Repeat the listing in full, word for word.

+ + + + + + +

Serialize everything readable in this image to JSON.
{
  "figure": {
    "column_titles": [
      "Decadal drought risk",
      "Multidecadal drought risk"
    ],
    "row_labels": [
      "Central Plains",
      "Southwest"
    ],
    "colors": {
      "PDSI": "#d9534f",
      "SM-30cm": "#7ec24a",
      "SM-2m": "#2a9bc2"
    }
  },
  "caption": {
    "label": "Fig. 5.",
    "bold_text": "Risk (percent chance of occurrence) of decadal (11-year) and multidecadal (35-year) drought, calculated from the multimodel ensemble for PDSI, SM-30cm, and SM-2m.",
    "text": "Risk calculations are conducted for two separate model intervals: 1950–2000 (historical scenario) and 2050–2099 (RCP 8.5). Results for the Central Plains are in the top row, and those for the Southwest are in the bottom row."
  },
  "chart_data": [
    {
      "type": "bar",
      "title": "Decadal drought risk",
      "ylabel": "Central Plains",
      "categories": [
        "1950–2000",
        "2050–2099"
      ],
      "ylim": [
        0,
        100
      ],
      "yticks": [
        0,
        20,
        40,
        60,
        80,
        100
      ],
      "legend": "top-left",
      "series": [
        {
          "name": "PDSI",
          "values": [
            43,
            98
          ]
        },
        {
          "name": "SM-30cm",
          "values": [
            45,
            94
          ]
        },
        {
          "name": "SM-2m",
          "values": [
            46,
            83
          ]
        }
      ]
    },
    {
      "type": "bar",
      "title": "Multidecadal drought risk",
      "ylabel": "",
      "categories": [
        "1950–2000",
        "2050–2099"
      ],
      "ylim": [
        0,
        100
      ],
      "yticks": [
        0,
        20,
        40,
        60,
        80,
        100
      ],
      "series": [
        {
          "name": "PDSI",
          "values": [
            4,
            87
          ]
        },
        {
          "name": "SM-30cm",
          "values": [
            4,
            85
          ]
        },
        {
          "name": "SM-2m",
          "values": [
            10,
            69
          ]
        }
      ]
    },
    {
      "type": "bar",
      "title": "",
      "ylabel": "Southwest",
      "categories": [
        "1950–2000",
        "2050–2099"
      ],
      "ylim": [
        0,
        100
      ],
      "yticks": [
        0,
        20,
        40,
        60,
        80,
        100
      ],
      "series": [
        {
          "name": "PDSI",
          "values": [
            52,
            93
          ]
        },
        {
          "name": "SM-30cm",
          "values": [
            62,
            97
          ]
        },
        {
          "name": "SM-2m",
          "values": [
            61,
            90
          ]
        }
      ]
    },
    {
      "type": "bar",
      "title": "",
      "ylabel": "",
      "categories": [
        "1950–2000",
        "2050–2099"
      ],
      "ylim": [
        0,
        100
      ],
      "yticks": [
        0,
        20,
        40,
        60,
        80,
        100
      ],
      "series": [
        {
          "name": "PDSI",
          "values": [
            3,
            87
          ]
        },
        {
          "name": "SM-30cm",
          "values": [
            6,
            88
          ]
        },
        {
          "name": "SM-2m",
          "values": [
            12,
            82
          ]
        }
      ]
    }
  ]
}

+ + + + + + +

(SOLVED EXERCISE):
Serialize everything readable in this image to JSON.
{
  "figure": {
    "column_titles": [
      "Decadal drought risk",
      "Multidecadal drought risk"
    ],
    "row_labels": [
      "Central Plains",
      "Southwest"
    ],
    "colors": {
      "PDSI": "#d9534f",
      "SM-30cm": "#7ec24a",
      "SM-2m": "#2a9bc2"
    }
  },
  "caption": {
    "label": "Fig. 5.",
    "bold_text": "Risk (percent chance of occurrence) of decadal (11-year) and multidecadal (35-year) drought, calculated from the multimodel ensemble for PDSI, SM-30cm, and SM-2m.",
    "text": "Risk calculations are conducted for two separate model intervals: 1950–2000 (historical scenario) and 2050–2099 (RCP 8.5). Results for the Central Plains are in the top row, and those for the Southwest are in the bottom row."
  },
  "chart_data": [
    {
      "type": "bar",
      "title": "Decadal drought risk",
      "ylabel": "Central Plains",
      "categories": [
        "1950–2000",
        "2050–2099"
      ],
      "ylim": [
        0,
        100
      ],
      "yticks": [
        0,
        20,
        40,
        60,
        80,
        100
      ],
      "legend": "top-left",
      "series": [
        {
          "name": "PDSI",
          "values": [
            43,
            98
          ]
        },
        {
          "name": "SM-30cm",
          "values": [
            45,
            94
          ]
        },
        {
          "name": "SM-2m",
          "values": [
            46,
            83
          ]
        }
      ]
    },
    {
      "type": "bar",
      "title": "Multidecadal drought risk",
      "ylabel": "",
      "categories": [
        "1950–2000",
        "2050–2099"
      ],
      "ylim": [
        0,
        100
      ],
      "yticks": [
        0,
        20,
        40,
        60,
        80,
        100
      ],
      "series": [
        {
          "name": "PDSI",
          "values": [
            4,
            87
          ]
        },
        {
          "name": "SM-30cm",
          "values": [
            4,
            85
          ]
        },
        {
          "name": "SM-2m",
          "values": [
            10,
            69
          ]
        }
      ]
    },
    {
      "type": "bar",
      "title": "",
      "ylabel": "Southwest",
      "categories": [
        "1950–2000",
        "2050–2099"
      ],
      "ylim": [
        0,
        100
      ],
      "yticks": [
        0,
        20,
        40,
        60,
        80,
        100
      ],
      "series": [
        {
          "name": "PDSI",
          "values": [
            52,
            93
          ]
        },
        {
          "name": "SM-30cm",
          "values": [
            62,
            97
          ]
        },
        {
          "name": "SM-2m",
          "values": [
            61,
            90
          ]
        }
      ]
    },
    {
      "type": "bar",
      "title": "",
      "ylabel": "",
      "categories": [
        "1950–2000",
        "2050–2099"
      ],
      "ylim": [
        0,
        100
      ],
      "yticks": [
        0,
        20,
        40,
        60,
        80,
        100
      ],
      "series": [
        {
          "name": "PDSI",
          "values": [
            3,
            87
          ]
        },
        {
          "name": "SM-30cm",
          "values": [
            6,
            88
          ]
        },
        {
          "name": "SM-2m",
          "values": [
            12,
            82
          ]
        }
      ]
    }
  ]
}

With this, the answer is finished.